## Start AVAILABLE DATA
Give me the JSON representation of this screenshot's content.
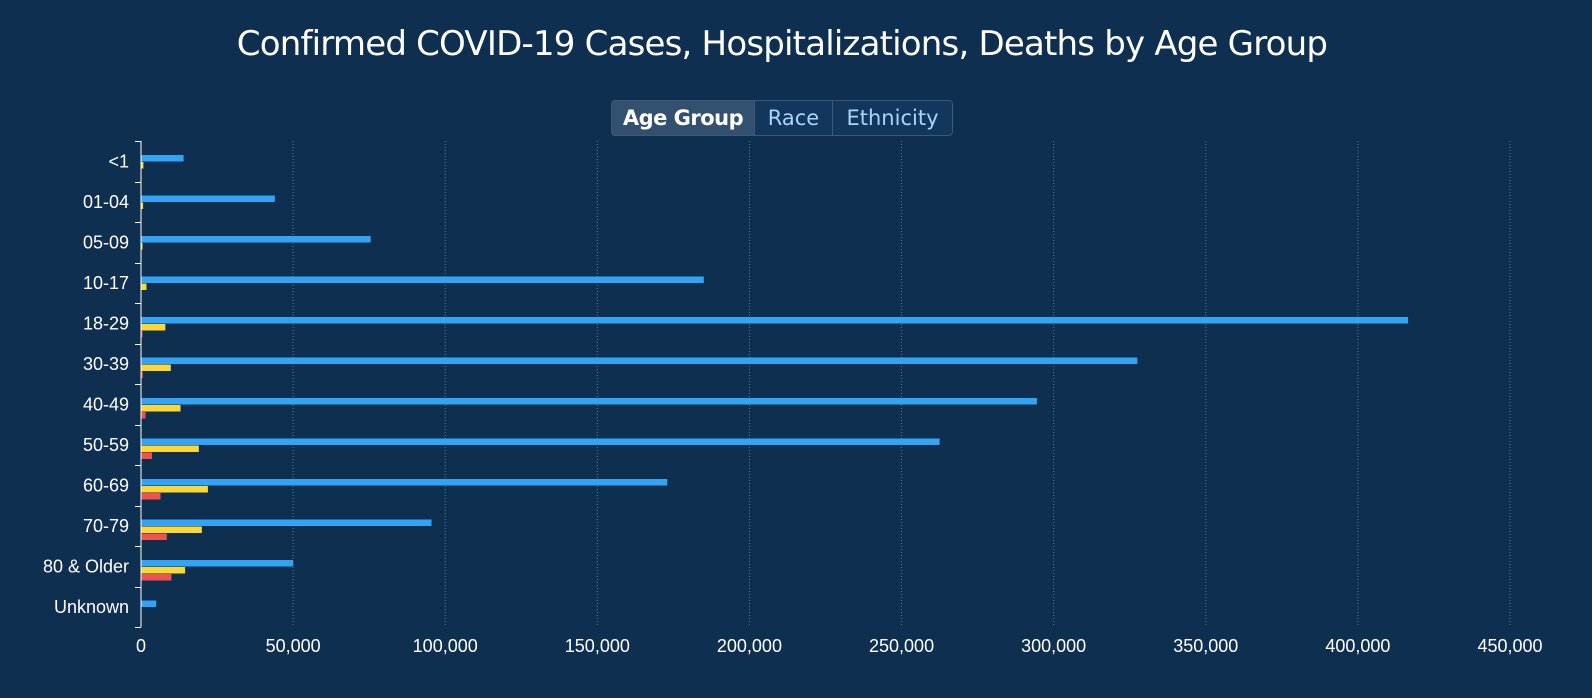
{
  "header": {
    "title": "Confirmed COVID-19 Cases, Hospitalizations, Deaths by Age Group"
  },
  "tabs": [
    {
      "label": "Age Group",
      "active": true
    },
    {
      "label": "Race",
      "active": false
    },
    {
      "label": "Ethnicity",
      "active": false
    }
  ],
  "colors": {
    "background": "#0f2f51",
    "cases": "#33a3f5",
    "hospitalizations": "#fdd835",
    "deaths": "#ef5350",
    "grid": "#5d7a96",
    "axis": "#ffffff"
  },
  "chart_data": {
    "type": "bar",
    "orientation": "horizontal",
    "title": "Confirmed COVID-19 Cases, Hospitalizations, Deaths by Age Group",
    "categories": [
      "<1",
      "01-04",
      "05-09",
      "10-17",
      "18-29",
      "30-39",
      "40-49",
      "50-59",
      "60-69",
      "70-79",
      "80 & Older",
      "Unknown"
    ],
    "series": [
      {
        "name": "Cases",
        "color": "#33a3f5",
        "values": [
          14000,
          44000,
          75500,
          185000,
          416500,
          327500,
          294500,
          262500,
          173000,
          95500,
          50000,
          5000
        ]
      },
      {
        "name": "Hospitalizations",
        "color": "#fdd835",
        "values": [
          800,
          700,
          300,
          1800,
          8000,
          9800,
          13000,
          19000,
          22000,
          20000,
          14500,
          0
        ]
      },
      {
        "name": "Deaths",
        "color": "#ef5350",
        "values": [
          0,
          0,
          0,
          0,
          200,
          600,
          1500,
          3600,
          6400,
          8500,
          10000,
          0
        ]
      }
    ],
    "xlim": [
      0,
      450000
    ],
    "xticks": [
      0,
      50000,
      100000,
      150000,
      200000,
      250000,
      300000,
      350000,
      400000,
      450000
    ],
    "xtick_labels": [
      "0",
      "50,000",
      "100,000",
      "150,000",
      "200,000",
      "250,000",
      "300,000",
      "350,000",
      "400,000",
      "450,000"
    ],
    "grid": "vertical dotted",
    "legend": "none"
  }
}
## End AVAILABLE DATA
▸ WORK TO COMPLETE:
Find all the lines containing "name" in the material, then copy them.

▸ RESPONSE FOR THIS EXERCISE:
        "name": "Cases",
        "name": "Hospitalizations",
        "name": "Deaths",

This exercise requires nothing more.